>> start GIVEN DATA
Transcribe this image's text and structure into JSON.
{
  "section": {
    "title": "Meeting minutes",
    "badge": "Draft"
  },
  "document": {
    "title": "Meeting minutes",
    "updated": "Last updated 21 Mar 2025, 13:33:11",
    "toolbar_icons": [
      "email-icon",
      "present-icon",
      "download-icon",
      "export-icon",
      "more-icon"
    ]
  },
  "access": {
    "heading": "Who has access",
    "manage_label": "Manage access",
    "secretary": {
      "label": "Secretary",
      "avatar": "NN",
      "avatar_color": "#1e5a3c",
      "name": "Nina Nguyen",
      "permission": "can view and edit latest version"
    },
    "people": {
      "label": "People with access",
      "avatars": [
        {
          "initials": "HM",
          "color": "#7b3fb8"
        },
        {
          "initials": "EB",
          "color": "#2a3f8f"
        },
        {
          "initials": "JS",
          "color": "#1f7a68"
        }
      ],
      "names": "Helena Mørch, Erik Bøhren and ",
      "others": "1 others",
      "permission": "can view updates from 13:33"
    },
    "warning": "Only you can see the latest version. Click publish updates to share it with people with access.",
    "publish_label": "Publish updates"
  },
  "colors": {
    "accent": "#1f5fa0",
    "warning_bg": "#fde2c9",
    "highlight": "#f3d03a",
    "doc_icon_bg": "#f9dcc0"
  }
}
>> end GIVEN DATA
WHAT IS NEEDED:
Everything in the listing above should be restated exactly.

RESULT FOR THIS EXERCISE:
Transcribe this image's text and structure into JSON.
{
  "section": {
    "title": "Meeting minutes",
    "badge": "Draft"
  },
  "document": {
    "title": "Meeting minutes",
    "updated": "Last updated 21 Mar 2025, 13:33:11",
    "toolbar_icons": [
      "email-icon",
      "present-icon",
      "download-icon",
      "export-icon",
      "more-icon"
    ]
  },
  "access": {
    "heading": "Who has access",
    "manage_label": "Manage access",
    "secretary": {
      "label": "Secretary",
      "avatar": "NN",
      "avatar_color": "#1e5a3c",
      "name": "Nina Nguyen",
      "permission": "can view and edit latest version"
    },
    "people": {
      "label": "People with access",
      "avatars": [
        {
          "initials": "HM",
          "color": "#7b3fb8"
        },
        {
          "initials": "EB",
          "color": "#2a3f8f"
        },
        {
          "initials": "JS",
          "color": "#1f7a68"
        }
      ],
      "names": "Helena Mørch, Erik Bøhren and ",
      "others": "1 others",
      "permission": "can view updates from 13:33"
    },
    "warning": "Only you can see the latest version. Click publish updates to share it with people with access.",
    "publish_label": "Publish updates"
  },
  "colors": {
    "accent": "#1f5fa0",
    "warning_bg": "#fde2c9",
    "highlight": "#f3d03a",
    "doc_icon_bg": "#f9dcc0"
  }
}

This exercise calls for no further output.